■ Written task
Which lines hold the string "многоквартирном"? Copy every one of them.

■ Data supplied

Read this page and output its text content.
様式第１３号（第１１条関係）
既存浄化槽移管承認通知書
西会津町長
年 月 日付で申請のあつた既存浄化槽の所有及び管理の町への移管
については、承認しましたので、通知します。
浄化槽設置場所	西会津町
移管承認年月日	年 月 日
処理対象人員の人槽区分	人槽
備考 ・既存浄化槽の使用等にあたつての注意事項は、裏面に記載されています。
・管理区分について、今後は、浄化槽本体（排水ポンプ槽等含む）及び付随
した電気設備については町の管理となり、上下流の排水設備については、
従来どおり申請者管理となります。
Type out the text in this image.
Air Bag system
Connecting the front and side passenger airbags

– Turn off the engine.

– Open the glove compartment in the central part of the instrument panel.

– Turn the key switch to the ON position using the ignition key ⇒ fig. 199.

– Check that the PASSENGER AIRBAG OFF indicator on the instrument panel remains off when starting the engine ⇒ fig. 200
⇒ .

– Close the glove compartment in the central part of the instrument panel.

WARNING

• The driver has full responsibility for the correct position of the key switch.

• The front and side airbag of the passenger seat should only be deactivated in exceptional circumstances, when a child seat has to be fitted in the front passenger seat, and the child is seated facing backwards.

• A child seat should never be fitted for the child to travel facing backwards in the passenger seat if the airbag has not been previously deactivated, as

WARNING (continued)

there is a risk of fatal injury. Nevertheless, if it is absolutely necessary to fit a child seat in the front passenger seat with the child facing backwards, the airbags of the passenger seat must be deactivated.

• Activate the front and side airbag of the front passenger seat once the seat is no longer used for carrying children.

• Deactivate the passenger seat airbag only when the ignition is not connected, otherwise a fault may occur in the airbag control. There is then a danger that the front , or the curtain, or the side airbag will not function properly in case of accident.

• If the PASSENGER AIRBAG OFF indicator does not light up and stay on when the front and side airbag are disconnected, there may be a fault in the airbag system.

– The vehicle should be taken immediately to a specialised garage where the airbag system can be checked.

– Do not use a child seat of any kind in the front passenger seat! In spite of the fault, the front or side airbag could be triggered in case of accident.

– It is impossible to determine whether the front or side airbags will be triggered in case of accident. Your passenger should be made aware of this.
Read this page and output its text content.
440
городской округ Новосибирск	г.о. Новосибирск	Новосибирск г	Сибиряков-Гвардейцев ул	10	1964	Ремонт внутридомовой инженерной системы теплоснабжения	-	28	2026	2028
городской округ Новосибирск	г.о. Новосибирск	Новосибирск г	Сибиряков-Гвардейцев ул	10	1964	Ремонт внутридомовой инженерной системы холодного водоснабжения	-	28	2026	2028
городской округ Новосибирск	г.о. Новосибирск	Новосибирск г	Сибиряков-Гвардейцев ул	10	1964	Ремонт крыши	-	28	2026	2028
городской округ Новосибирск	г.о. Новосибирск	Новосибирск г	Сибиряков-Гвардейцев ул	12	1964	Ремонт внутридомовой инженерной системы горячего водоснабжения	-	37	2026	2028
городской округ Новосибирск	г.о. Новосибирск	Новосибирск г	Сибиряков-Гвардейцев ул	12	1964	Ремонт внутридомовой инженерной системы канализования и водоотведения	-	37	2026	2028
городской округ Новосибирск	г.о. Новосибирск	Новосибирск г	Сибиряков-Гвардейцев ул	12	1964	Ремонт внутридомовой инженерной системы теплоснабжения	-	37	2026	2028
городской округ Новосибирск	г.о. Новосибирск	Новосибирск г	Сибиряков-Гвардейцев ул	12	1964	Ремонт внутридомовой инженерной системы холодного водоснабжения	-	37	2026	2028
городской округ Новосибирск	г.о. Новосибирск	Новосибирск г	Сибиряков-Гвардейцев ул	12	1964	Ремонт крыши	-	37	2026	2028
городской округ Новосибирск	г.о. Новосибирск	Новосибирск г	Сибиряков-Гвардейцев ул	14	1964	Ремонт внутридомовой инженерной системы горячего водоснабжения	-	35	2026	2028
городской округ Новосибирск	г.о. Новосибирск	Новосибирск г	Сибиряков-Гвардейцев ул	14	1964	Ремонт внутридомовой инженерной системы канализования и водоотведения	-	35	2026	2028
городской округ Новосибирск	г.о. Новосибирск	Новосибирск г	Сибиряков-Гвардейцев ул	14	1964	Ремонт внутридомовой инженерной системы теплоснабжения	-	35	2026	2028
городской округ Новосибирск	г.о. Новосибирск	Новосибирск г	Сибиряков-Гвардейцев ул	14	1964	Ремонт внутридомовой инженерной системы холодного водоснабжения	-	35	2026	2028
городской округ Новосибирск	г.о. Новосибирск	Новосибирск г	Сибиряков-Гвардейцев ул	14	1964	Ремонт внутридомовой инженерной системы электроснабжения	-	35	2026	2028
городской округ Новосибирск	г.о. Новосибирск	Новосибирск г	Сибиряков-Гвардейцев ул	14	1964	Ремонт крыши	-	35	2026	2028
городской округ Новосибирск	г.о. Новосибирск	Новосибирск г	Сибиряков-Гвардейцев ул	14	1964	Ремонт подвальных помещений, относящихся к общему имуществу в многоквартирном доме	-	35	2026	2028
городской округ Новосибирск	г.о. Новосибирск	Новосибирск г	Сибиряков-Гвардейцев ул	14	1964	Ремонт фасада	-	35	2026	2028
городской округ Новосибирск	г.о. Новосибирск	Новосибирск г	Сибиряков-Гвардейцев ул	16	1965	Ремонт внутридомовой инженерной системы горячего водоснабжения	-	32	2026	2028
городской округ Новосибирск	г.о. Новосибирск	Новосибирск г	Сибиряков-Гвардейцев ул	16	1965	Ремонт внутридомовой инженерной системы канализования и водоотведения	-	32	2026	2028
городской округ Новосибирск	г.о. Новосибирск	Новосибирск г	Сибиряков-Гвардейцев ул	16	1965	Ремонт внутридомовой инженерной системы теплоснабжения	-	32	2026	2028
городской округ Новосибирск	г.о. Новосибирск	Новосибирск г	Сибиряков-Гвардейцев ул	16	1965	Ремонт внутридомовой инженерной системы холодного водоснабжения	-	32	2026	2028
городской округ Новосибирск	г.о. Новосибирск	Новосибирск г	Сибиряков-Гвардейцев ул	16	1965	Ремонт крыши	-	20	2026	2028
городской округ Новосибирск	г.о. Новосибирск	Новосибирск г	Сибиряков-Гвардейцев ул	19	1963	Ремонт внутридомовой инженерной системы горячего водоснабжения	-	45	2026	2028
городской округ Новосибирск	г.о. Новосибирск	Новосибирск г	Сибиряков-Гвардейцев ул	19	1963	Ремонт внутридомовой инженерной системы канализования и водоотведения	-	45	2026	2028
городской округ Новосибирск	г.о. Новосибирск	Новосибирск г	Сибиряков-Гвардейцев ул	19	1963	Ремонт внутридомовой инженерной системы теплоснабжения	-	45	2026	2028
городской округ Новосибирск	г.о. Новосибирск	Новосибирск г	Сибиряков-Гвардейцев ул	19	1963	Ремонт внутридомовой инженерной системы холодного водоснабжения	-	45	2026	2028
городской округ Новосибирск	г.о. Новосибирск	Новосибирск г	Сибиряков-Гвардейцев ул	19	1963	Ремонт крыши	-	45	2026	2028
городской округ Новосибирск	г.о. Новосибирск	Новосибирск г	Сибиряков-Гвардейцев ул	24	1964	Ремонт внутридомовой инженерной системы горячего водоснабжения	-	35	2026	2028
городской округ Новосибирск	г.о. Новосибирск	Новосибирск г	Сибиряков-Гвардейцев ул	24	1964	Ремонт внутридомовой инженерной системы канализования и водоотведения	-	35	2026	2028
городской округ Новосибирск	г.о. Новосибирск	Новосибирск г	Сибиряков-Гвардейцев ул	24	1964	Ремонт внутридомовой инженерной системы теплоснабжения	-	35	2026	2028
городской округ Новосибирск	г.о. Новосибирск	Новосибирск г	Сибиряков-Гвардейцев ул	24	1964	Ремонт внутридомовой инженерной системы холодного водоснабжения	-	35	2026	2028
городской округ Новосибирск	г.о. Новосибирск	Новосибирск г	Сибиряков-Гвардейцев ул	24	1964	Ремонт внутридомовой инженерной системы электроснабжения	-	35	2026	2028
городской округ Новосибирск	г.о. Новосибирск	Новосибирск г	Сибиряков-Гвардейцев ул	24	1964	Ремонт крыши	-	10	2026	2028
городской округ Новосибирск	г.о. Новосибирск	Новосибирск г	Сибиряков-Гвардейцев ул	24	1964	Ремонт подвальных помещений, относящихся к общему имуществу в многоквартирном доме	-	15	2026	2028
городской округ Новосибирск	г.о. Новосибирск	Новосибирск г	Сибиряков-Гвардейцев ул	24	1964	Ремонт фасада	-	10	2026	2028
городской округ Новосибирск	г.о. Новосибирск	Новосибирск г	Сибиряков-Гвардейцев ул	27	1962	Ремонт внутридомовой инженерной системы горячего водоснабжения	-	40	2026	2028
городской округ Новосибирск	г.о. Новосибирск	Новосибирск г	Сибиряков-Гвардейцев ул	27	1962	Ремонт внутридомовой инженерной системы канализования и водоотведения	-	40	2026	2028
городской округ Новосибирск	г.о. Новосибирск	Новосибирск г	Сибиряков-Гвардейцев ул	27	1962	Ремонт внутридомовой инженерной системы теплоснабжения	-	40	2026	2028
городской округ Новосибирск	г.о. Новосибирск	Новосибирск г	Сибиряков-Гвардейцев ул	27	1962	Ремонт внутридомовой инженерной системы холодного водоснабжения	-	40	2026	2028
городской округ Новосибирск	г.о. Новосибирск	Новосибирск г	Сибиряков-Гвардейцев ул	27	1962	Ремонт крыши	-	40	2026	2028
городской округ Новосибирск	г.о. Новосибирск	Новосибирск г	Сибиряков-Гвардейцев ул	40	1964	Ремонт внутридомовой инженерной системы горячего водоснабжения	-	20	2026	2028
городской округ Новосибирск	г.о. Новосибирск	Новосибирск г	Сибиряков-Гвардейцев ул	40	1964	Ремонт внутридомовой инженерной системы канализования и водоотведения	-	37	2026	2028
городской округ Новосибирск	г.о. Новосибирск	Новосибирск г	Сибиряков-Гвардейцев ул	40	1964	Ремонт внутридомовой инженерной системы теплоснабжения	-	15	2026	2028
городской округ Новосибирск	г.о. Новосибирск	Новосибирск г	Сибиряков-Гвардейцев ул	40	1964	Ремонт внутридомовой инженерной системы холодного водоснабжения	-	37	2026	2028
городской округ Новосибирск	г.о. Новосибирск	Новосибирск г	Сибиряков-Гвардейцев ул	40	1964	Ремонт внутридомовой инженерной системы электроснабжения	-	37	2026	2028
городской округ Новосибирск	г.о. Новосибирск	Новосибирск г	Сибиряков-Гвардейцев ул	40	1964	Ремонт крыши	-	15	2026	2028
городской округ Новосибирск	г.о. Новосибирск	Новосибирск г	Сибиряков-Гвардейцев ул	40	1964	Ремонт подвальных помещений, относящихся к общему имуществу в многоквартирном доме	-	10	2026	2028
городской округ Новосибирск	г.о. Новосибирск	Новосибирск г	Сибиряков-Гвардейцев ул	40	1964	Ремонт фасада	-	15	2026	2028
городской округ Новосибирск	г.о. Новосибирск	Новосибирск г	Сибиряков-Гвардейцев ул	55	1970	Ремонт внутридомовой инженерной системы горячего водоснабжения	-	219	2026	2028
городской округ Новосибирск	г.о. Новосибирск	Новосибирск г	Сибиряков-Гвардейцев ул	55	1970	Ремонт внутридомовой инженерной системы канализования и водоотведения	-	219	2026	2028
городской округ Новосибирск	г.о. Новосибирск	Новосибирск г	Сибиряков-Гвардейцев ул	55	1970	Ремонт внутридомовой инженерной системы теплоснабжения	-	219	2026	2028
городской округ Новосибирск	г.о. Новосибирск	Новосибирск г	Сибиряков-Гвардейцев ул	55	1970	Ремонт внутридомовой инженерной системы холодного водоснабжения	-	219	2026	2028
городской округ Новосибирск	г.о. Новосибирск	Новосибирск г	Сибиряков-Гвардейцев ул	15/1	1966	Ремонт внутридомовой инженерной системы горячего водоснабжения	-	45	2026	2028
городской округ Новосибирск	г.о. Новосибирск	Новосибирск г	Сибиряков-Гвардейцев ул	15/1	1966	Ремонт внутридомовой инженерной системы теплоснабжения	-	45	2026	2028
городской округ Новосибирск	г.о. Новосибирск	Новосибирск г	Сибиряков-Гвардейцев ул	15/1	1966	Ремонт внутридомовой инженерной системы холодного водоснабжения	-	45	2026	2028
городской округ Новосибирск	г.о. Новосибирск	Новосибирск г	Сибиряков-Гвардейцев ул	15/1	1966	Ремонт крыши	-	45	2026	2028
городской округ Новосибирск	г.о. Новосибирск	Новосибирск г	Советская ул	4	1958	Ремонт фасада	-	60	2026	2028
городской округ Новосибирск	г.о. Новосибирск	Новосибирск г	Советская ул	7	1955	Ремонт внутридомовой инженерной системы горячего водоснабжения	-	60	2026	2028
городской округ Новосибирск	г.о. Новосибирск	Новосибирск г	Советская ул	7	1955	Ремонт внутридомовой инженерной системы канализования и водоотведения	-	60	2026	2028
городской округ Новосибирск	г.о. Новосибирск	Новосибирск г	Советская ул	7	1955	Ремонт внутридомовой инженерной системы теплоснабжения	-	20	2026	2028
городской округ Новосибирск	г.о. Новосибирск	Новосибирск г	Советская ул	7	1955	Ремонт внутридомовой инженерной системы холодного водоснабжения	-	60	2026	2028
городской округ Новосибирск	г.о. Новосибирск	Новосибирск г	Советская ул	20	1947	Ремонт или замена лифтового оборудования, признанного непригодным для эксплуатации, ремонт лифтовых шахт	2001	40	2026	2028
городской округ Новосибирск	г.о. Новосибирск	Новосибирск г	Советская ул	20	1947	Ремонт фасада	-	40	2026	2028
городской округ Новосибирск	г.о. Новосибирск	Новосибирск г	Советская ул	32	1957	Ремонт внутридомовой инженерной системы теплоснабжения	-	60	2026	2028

■ Completed exercise
городской округ Новосибирск	г.о. Новосибирск	Новосибирск г	Сибиряков-Гвардейцев ул	14	1964	Ремонт подвальных помещений, относящихся к общему имуществу в многоквартирном доме	-	35	2026	2028
городской округ Новосибирск	г.о. Новосибирск	Новосибирск г	Сибиряков-Гвардейцев ул	24	1964	Ремонт подвальных помещений, относящихся к общему имуществу в многоквартирном доме	-	15	2026	2028
городской округ Новосибирск	г.о. Новосибирск	Новосибирск г	Сибиряков-Гвардейцев ул	40	1964	Ремонт подвальных помещений, относящихся к общему имуществу в многоквартирном доме	-	10	2026	2028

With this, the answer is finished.